• Travail à faire
a - Les affirmations suivantes concordent-elles avec le texte sur le Jura ? Pour chacune, répondez par oui ou par non en citant les mots décisifs du texte. (i) En 1815, le Congrès de Vienne a rattaché la région au canton de Berne. (ii) Le canton de Berne était en majorité catholique. (iii) Le processus s'est achevé avec la votation de 1978.
b - D'après le texte sur le Jura, à quelle date le peuple suisse a-t-il accepté la création du nouveau canton ?
c - Poursuivez le texte sur le Jura après sa dernière phrase.

• Texte à lire

┌──

En 1815, le Congrès de Vienne avait rattaché cette région francophone et majoritairement catholique au canton de Berne, germanophone et en majorité protestant. Au cours des 200 années suivantes, des groupements séparatistes, tels que le Front de libération du Jura dans les années soixante, ont certes eu recours à la violence de manière isolée. Toutefois, le respect de l’Etat de droit et la démocratie directe ont joué un rôle essentiel dans la recherche de solutions. Plus d’une cinquantaine de scrutins ont été organisés à tous les niveaux au cours des 50 dernières années, la votation décisive ayant eu lieu le 24 septembre 1978 lorsque le peuple suisse a accepté la création du nouveau canton.
Quarante ans après ce scrutin historique, le processus n’est pas encore terminé. L’an prochain, la ville de Moutier et plusieurs autres communes diront si elles veulent rejoindre le canton du Jura ou rester dans celui de Berne.
Leçons à tirer
Que ce soit la Crimée, le Jura, le Brexit ou encore le Soudan du Sud, l’Ecosse ou la Catalogne – le monde peut tirer les leçons des réponses plus ou moins démocratiques qui ont été données aux mouvements séparatistes.

└──

• Extraits de données
┌──

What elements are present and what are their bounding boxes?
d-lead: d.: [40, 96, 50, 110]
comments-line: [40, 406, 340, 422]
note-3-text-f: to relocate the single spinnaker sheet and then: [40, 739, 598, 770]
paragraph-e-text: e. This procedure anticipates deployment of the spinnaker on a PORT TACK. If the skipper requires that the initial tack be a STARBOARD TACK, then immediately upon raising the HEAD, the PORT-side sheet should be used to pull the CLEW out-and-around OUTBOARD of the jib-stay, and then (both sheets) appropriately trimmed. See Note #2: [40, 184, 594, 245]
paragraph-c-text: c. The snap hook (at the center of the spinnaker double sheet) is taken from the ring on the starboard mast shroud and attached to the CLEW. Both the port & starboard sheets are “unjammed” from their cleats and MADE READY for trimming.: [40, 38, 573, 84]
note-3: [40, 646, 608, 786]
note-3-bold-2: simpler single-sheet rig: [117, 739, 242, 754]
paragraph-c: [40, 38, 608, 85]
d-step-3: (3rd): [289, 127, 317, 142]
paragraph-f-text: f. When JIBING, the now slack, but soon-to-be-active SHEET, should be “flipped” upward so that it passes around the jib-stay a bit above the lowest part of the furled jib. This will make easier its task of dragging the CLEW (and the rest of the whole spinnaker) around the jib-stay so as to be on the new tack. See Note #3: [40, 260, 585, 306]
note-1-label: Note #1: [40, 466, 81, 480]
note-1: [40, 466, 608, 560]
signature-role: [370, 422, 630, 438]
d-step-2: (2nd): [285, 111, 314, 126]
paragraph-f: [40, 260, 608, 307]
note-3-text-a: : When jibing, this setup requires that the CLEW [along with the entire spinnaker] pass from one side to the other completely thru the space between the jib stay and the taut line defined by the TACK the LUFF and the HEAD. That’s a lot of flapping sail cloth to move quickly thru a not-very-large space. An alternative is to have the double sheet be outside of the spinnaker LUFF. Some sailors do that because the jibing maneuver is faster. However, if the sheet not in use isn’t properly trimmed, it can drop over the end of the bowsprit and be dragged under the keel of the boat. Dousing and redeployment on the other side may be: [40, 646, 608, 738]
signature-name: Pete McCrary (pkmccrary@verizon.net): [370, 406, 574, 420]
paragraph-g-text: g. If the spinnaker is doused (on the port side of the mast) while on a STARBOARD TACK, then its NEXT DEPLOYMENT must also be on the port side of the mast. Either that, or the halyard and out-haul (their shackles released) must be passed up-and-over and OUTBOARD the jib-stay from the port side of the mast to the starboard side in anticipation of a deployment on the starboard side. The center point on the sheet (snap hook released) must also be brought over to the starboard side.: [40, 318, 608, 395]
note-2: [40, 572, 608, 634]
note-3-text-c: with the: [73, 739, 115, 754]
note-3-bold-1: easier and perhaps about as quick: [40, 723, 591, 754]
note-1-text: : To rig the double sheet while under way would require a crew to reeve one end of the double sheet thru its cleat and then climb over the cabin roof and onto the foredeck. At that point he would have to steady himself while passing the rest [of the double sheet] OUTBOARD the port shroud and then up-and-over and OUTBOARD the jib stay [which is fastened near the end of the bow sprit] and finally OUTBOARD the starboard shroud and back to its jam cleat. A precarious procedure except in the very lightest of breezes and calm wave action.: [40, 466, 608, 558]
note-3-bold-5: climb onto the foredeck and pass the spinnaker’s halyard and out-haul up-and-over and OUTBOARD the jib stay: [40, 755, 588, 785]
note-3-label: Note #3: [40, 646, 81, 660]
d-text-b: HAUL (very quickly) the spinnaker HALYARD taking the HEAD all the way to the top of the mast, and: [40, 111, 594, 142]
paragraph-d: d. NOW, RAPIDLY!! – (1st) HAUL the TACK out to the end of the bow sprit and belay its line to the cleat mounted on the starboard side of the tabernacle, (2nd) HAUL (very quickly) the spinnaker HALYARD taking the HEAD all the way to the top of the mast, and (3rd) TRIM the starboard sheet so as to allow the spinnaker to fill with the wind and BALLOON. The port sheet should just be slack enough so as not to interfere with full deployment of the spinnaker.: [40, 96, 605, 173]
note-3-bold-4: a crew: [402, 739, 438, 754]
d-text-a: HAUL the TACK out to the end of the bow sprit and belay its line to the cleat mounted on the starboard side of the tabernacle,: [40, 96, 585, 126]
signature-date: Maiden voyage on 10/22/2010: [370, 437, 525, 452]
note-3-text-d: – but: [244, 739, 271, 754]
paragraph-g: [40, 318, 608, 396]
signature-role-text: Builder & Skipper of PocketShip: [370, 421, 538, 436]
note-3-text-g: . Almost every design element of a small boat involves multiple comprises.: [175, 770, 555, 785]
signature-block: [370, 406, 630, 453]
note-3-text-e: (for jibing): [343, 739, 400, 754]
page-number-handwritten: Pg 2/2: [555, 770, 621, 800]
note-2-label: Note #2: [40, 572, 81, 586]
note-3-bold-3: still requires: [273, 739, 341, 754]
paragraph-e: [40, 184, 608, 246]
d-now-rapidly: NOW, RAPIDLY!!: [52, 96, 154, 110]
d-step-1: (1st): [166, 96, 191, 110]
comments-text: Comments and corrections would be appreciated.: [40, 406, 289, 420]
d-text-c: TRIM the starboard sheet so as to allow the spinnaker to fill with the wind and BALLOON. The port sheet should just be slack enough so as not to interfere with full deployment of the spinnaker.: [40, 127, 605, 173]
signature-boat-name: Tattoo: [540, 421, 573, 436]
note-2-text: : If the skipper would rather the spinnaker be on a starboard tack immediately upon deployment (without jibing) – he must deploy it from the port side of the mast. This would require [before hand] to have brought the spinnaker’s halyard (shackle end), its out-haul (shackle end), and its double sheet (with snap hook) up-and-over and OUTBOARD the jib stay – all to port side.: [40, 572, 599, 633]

└──

• Corrigé des exercices
a -
(i) Oui : « En 1815, le Congrès de Vienne avait rattaché cette région francophone et majoritairement catholique au canton de Berne ».
(ii) Non : « germanophone et en majorité protestant ».
(iii) Non : « le processus n’est pas encore terminé ».

b - Le 24 septembre 1978.

c -
Premièrement, le contexte légal de la votation joue un rôle déterminant. Le référendum sur l’indépendance de l’Ecosse du 18 septembre 2014 s’est déroulé avec l’approbation du Parlement britannique alors que le scrutin organisé deux mois plus tard sur celle de la Catalogne n’a pas été reconnu par le gouvernement espagnol.
Deuxièmement, le temps accordé au débat démocratique avant un référendum est important. Ce facteur est mis en évidence par les cas extrêmes de la Crimée et du Jura.
Et troisièmement, la valeur et la durabilité de la réponse apportée par un référendum d’indépendance dépendent aussi de la qualité de son organisation sur le plan administratif. Elle doit non seulement garantir le secret du vote, mais également assurer que le scrutin soit libre et impartial.